■ **Task material**
[Start]

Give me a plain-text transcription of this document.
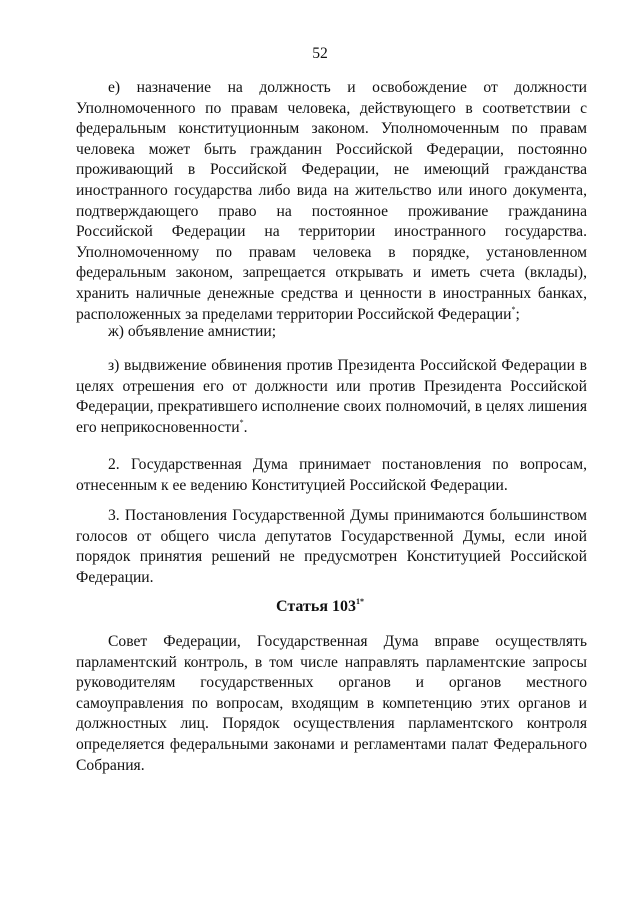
52
е) назначение на должность и освобождение от должности Уполномоченного по правам человека, действующего в соответствии с федеральным конституционным законом. Уполномоченным по правам человека может быть гражданин Российской Федерации, постоянно проживающий в Российской Федерации, не имеющий гражданства иностранного государства либо вида на жительство или иного документа, подтверждающего право на постоянное проживание гражданина Российской Федерации на территории иностранного государства. Уполномоченному по правам человека в порядке, установленном федеральным законом, запрещается открывать и иметь счета (вклады), хранить наличные денежные средства и ценности в иностранных банках, расположенных за пределами территории Российской Федерации*;
ж) объявление амнистии;
з) выдвижение обвинения против Президента Российской Федерации в целях отрешения его от должности или против Президента Российской Федерации, прекратившего исполнение своих полномочий, в целях лишения его неприкосновенности*.
2. Государственная Дума принимает постановления по вопросам, отнесенным к ее ведению Конституцией Российской Федерации.
3. Постановления Государственной Думы принимаются большинством голосов от общего числа депутатов Государственной Думы, если иной порядок принятия решений не предусмотрен Конституцией Российской Федерации.
Статья 103$^{1*}$
Совет Федерации, Государственная Дума вправе осуществлять парламентский контроль, в том числе направлять парламентские запросы руководителям государственных органов и органов местного самоуправления по вопросам, входящим в компетенцию этих органов и должностных лиц. Порядок осуществления парламентского контроля определяется федеральными законами и регламентами палат Федерального Собрания.
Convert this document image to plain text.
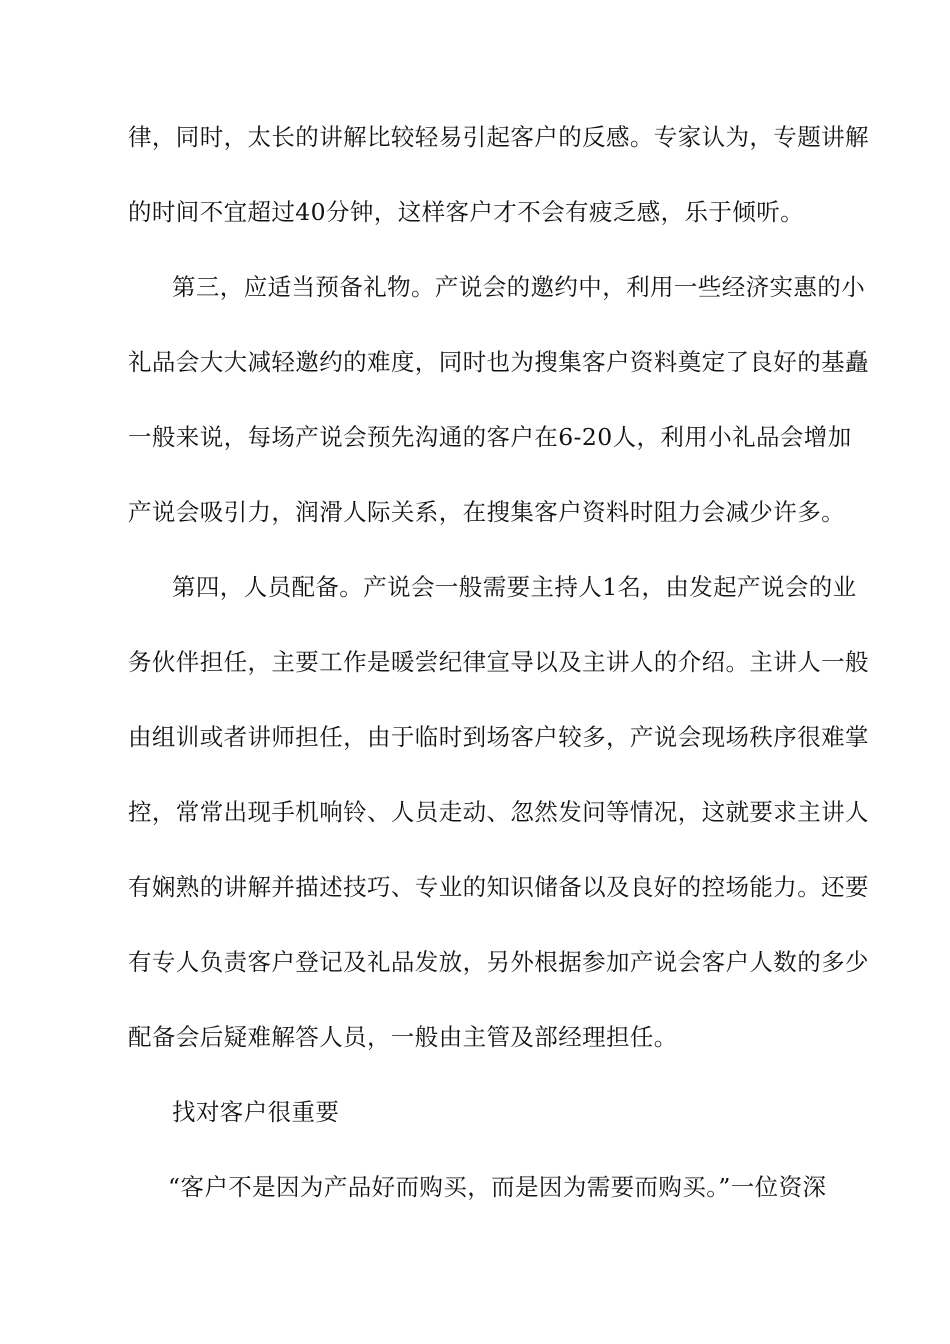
律，同时，太长的讲解比较轻易引起客户的反感。专家认为，专题讲解
的时间不宜超过40分钟，这样客户才不会有疲乏感，乐于倾听。
第三，应适当预备礼物。产说会的邀约中，利用一些经济实惠的小
礼品会大大减轻邀约的难度，同时也为搜集客户资料奠定了良好的基矗
一般来说，每场产说会预先沟通的客户在6-20人，利用小礼品会增加
产说会吸引力，润滑人际关系，在搜集客户资料时阻力会减少许多。
第四，人员配备。产说会一般需要主持人1名，由发起产说会的业
务伙伴担任，主要工作是暖尝纪律宣导以及主讲人的介绍。主讲人一般
由组训或者讲师担任，由于临时到场客户较多，产说会现场秩序很难掌
控，常常出现手机响铃、人员走动、忽然发问等情况，这就要求主讲人
有娴熟的讲解并描述技巧、专业的知识储备以及良好的控场能力。还要
有专人负责客户登记及礼品发放，另外根据参加产说会客户人数的多少
配备会后疑难解答人员，一般由主管及部经理担任。
找对客户很重要
“客户不是因为产品好而购买，而是因为需要而购买。”一位资深
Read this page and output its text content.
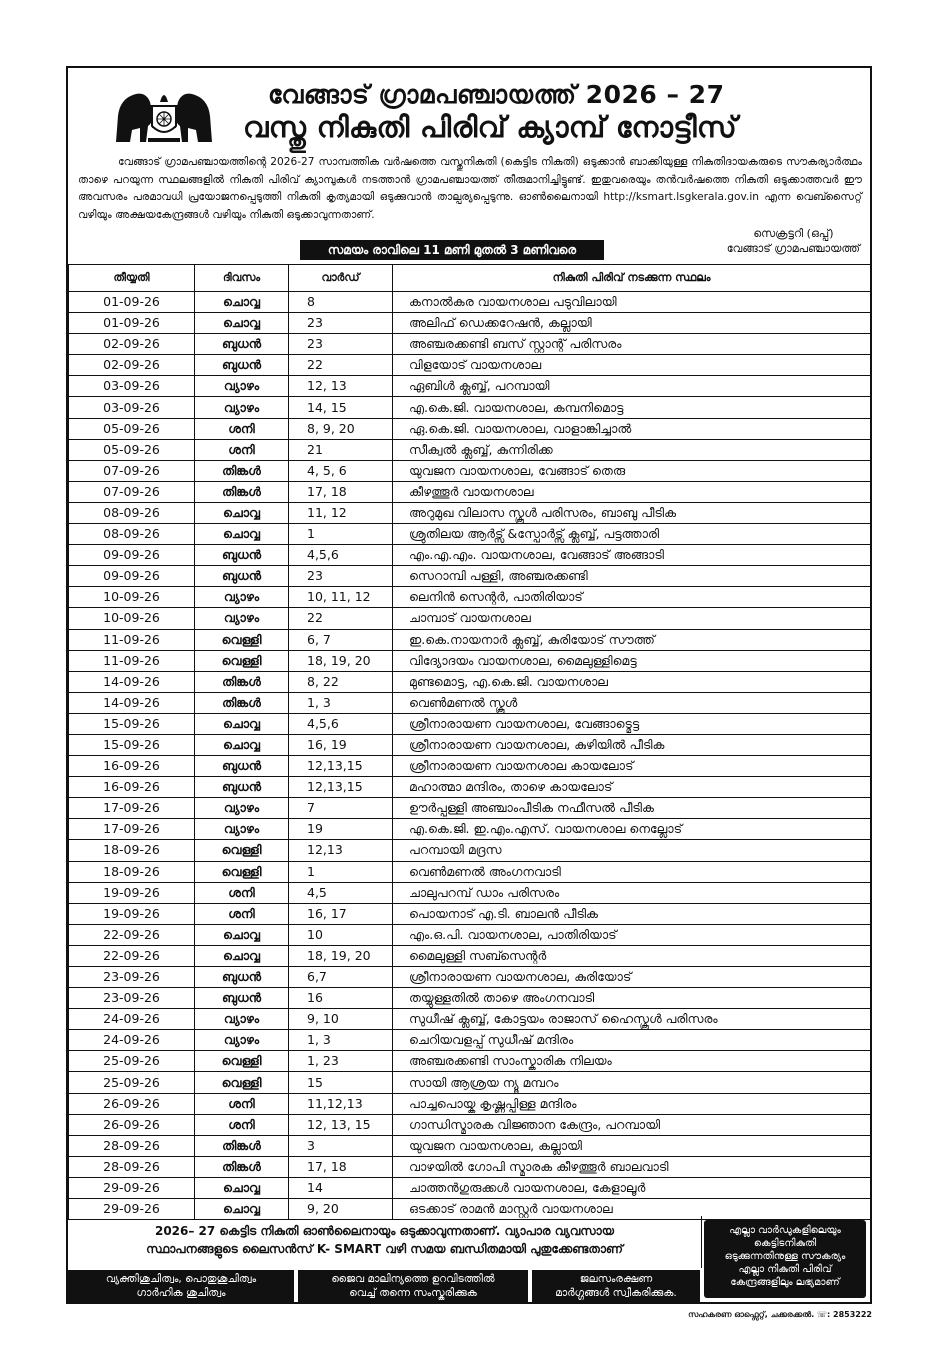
വേങ്ങാട് ഗ്രാമപഞ്ചായത്ത് 2026 – 27
വസ്തു നികുതി പിരിവ് ക്യാമ്പ് നോട്ടീസ്

വേങ്ങാട് ഗ്രാമപഞ്ചായത്തിന്റെ 2026-27 സാമ്പത്തിക വർഷത്തെ വസ്തുനികുതി (കെട്ടിട നികുതി) ഒടുക്കാൻ ബാക്കിയുള്ള നികുതിദായകരുടെ സൗകര്യാർത്ഥം താഴെ പറയുന്ന സ്ഥലങ്ങളിൽ നികുതി പിരിവ് ക്യാമ്പുകൾ നടത്താൻ ഗ്രാമപഞ്ചായത്ത് തീരുമാനിച്ചിട്ടുണ്ട്. ഇതുവരെയും തൻവർഷത്തെ നികുതി ഒടുക്കാത്തവർ ഈ അവസരം പരമാവധി പ്രയോജനപ്പെടുത്തി നികുതി കൃത്യമായി ഒടുക്കുവാൻ താല്പര്യപ്പെടുന്നു. ഓൺലൈനായി http://ksmart.lsgkerala.gov.in എന്ന വെബ്സൈറ്റ് വഴിയും അക്ഷയകേന്ദ്രങ്ങൾ വഴിയും നികുതി ഒടുക്കാവുന്നതാണ്.

സെക്രട്ടറി (ഒപ്പ്)
വേങ്ങാട് ഗ്രാമപഞ്ചായത്ത്
സമയം രാവിലെ 11 മണി മുതൽ 3 മണിവരെ
തീയ്യതി	ദിവസം	വാർഡ്	നികുതി പിരിവ് നടക്കുന്ന സ്ഥലം
01-09-26	ചൊവ്വ	8	കനാൽകര വായനശാല പടുവിലായി
01-09-26	ചൊവ്വ	23	അലിഫ് ഡെക്കറേഷൻ, കല്ലായി
02-09-26	ബുധൻ	23	അഞ്ചരക്കണ്ടി ബസ് സ്റ്റാന്റ് പരിസരം
02-09-26	ബുധൻ	22	വിളയോട് വായനശാല
03-09-26	വ്യാഴം	12, 13	ഏബിൾ ക്ലബ്ബ്, പറമ്പായി
03-09-26	വ്യാഴം	14, 15	എ.കെ.ജി. വായനശാല, കമ്പനിമൊട്ട
05-09-26	ശനി	8, 9, 20	ഏ.കെ.ജി. വായനശാല, വാളാങ്കിച്ചാൽ
05-09-26	ശനി	21	സീക്വൽ ക്ലബ്ബ്, കുന്നിരിക്ക
07-09-26	തിങ്കൾ	4, 5, 6	യുവജന വായനശാല, വേങ്ങാട് തെരു
07-09-26	തിങ്കൾ	17, 18	കീഴത്തൂർ വായനശാല
08-09-26	ചൊവ്വ	11, 12	അറുമുഖ വിലാസ സ്കൂൾ പരിസരം, ബാബു പീടിക
08-09-26	ചൊവ്വ	1	ശ്രുതിലയ ആർട്സ് &സ്പോർട്സ് ക്ലബ്ബ്, പട്ടത്താരി
09-09-26	ബുധൻ	4,5,6	എം.എ.എം. വായനശാല, വേങ്ങാട് അങ്ങാടി
09-09-26	ബുധൻ	23	സെറാമ്പി പള്ളി, അഞ്ചരക്കണ്ടി
10-09-26	വ്യാഴം	10, 11, 12	ലെനിൻ സെന്റർ, പാതിരിയാട്
10-09-26	വ്യാഴം	22	ചാമ്പാട് വായനശാല
11-09-26	വെള്ളി	6, 7	ഇ.കെ.നായനാർ ക്ലബ്ബ്, കുരിയോട് സൗത്ത്
11-09-26	വെള്ളി	18, 19, 20	വിദ്യോദയം വായനശാല, മൈലുള്ളിമെട്ട
14-09-26	തിങ്കൾ	8, 22	മുണ്ടമൊട്ട, എ.കെ.ജി. വായനശാല
14-09-26	തിങ്കൾ	1, 3	വെൺമണൽ സ്കൂൾ
15-09-26	ചൊവ്വ	4,5,6	ശ്രീനാരായണ വായനശാല, വേങ്ങാട്മെട്ട
15-09-26	ചൊവ്വ	16, 19	ശ്രീനാരായണ വായനശാല, കുഴിയിൽ പീടിക
16-09-26	ബുധൻ	12,13,15	ശ്രീനാരായണ വായനശാല കായലോട്
16-09-26	ബുധൻ	12,13,15	മഹാത്മാ മന്ദിരം, താഴെ കായലോട്
17-09-26	വ്യാഴം	7	ഊർപ്പള്ളി അഞ്ചാംപീടിക നഫീസൽ പീടിക
17-09-26	വ്യാഴം	19	എ.കെ.ജി. ഇ.എം.എസ്. വായനശാല നെല്ലോട്
18-09-26	വെള്ളി	12,13	പറമ്പായി മദ്രസ
18-09-26	വെള്ളി	1	വെൺമണൽ അംഗനവാടി
19-09-26	ശനി	4,5	ചാലുപറമ്പ് ഡാം പരിസരം
19-09-26	ശനി	16, 17	പൊയനാട് എ.ടി. ബാലൻ പീടിക
22-09-26	ചൊവ്വ	10	എം.ഒ.പി. വായനശാല, പാതിരിയാട്
22-09-26	ചൊവ്വ	18, 19, 20	മൈലുള്ളി സബ്സെന്റർ
23-09-26	ബുധൻ	6,7	ശ്രീനാരായണ വായനശാല, കുരിയോട്
23-09-26	ബുധൻ	16	തയ്യുള്ളതിൽ താഴെ അംഗനവാടി
24-09-26	വ്യാഴം	9, 10	സുധീഷ് ക്ലബ്ബ്, കോട്ടയം രാജാസ് ഹൈസ്കൂൾ പരിസരം
24-09-26	വ്യാഴം	1, 3	ചെറിയവളപ്പ് സുധീഷ് മന്ദിരം
25-09-26	വെള്ളി	1, 23	അഞ്ചരക്കണ്ടി സാംസ്കാരിക നിലയം
25-09-26	വെള്ളി	15	സായി ആശ്രയ ന്യൂ മമ്പറം
26-09-26	ശനി	11,12,13	പാച്ചപൊയ്ക കൃഷ്ണപ്പിള്ള മന്ദിരം
26-09-26	ശനി	12, 13, 15	ഗാന്ധിസ്മാരക വിജ്ഞാന കേന്ദ്രം, പറമ്പായി
28-09-26	തിങ്കൾ	3	യുവജന വായനശാല, കല്ലായി
28-09-26	തിങ്കൾ	17, 18	വാഴയിൽ ഗോപി സ്മാരക കീഴത്തൂർ ബാലവാടി
29-09-26	ചൊവ്വ	14	ചാത്തൻഗുരുക്കൾ വായനശാല, കേളാലൂർ
29-09-26	ചൊവ്വ	9, 20	ഒടക്കാട് രാമൻ മാസ്റ്റർ വായനശാല
2026– 27 കെട്ടിട നികുതി ഓൺലൈനായും ഒടുക്കാവുന്നതാണ്. വ്യാപാര വ്യവസായ
സ്ഥാപനങ്ങളുടെ ലൈസൻസ് K- SMART വഴി സമയ ബന്ധിതമായി പുതുക്കേണ്ടതാണ്
എല്ലാ വാർഡുകളിലെയും
കെട്ടിടനികുതി
ഒടുക്കുന്നതിനുള്ള സൗകര്യം
എല്ലാ നികുതി പിരിവ്
കേന്ദ്രങ്ങളിലും ലഭ്യമാണ്
വ്യക്തിശുചിത്വം, പൊതുശുചിത്വം
ഗാർഹിക ശുചിത്വം
ജൈവ മാലിന്യത്തെ ഉറവിടത്തിൽ
വെച്ച് തന്നെ സംസ്കരിക്കുക
ജലസംരക്ഷണ
മാർഗ്ഗങ്ങൾ സ്വീകരിക്കുക.
സഹകരണ ഓഫ്സെറ്റ്, ചക്കരക്കൽ. ☏: 2853222
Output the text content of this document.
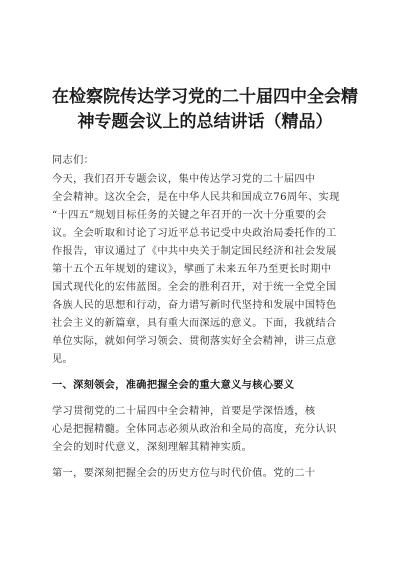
在检察院传达学习党的二十届四中全会精
神专题会议上的总结讲话（精品）
同志们：
今天，我们召开专题会议，集中传达学习党的二十届四中
全会精神。这次全会，是在中华人民共和国成立76周年、实现
“十四五”规划目标任务的关键之年召开的一次十分重要的会
议。全会听取和讨论了习近平总书记受中央政治局委托作的工
作报告，审议通过了《中共中央关于制定国民经济和社会发展
第十五个五年规划的建议》，擘画了未来五年乃至更长时期中
国式现代化的宏伟蓝图。全会的胜利召开，对于统一全党全国
各族人民的思想和行动，奋力谱写新时代坚持和发展中国特色
社会主义的新篇章，具有重大而深远的意义。下面，我就结合
单位实际，就如何学习领会、贯彻落实好全会精神，讲三点意
见。
一、深刻领会，准确把握全会的重大意义与核心要义
学习贯彻党的二十届四中全会精神，首要是学深悟透，核
心是把握精髓。全体同志必须从政治和全局的高度，充分认识
全会的划时代意义，深刻理解其精神实质。
第一，要深刻把握全会的历史方位与时代价值。党的二十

[End]

■ **Task statement**
Reproduce exactly and only the lines from the one with "Output the text content of this document." through the last entry, both included, excluding every picture.

■ **Written response**
Output the text content of this document.
在检察院传达学习党的二十届四中全会精
神专题会议上的总结讲话（精品）
同志们：
今天，我们召开专题会议，集中传达学习党的二十届四中
全会精神。这次全会，是在中华人民共和国成立76周年、实现
“十四五”规划目标任务的关键之年召开的一次十分重要的会
议。全会听取和讨论了习近平总书记受中央政治局委托作的工
作报告，审议通过了《中共中央关于制定国民经济和社会发展
第十五个五年规划的建议》，擘画了未来五年乃至更长时期中
国式现代化的宏伟蓝图。全会的胜利召开，对于统一全党全国
各族人民的思想和行动，奋力谱写新时代坚持和发展中国特色
社会主义的新篇章，具有重大而深远的意义。下面，我就结合
单位实际，就如何学习领会、贯彻落实好全会精神，讲三点意
见。
一、深刻领会，准确把握全会的重大意义与核心要义
学习贯彻党的二十届四中全会精神，首要是学深悟透，核
心是把握精髓。全体同志必须从政治和全局的高度，充分认识
全会的划时代意义，深刻理解其精神实质。
第一，要深刻把握全会的历史方位与时代价值。党的二十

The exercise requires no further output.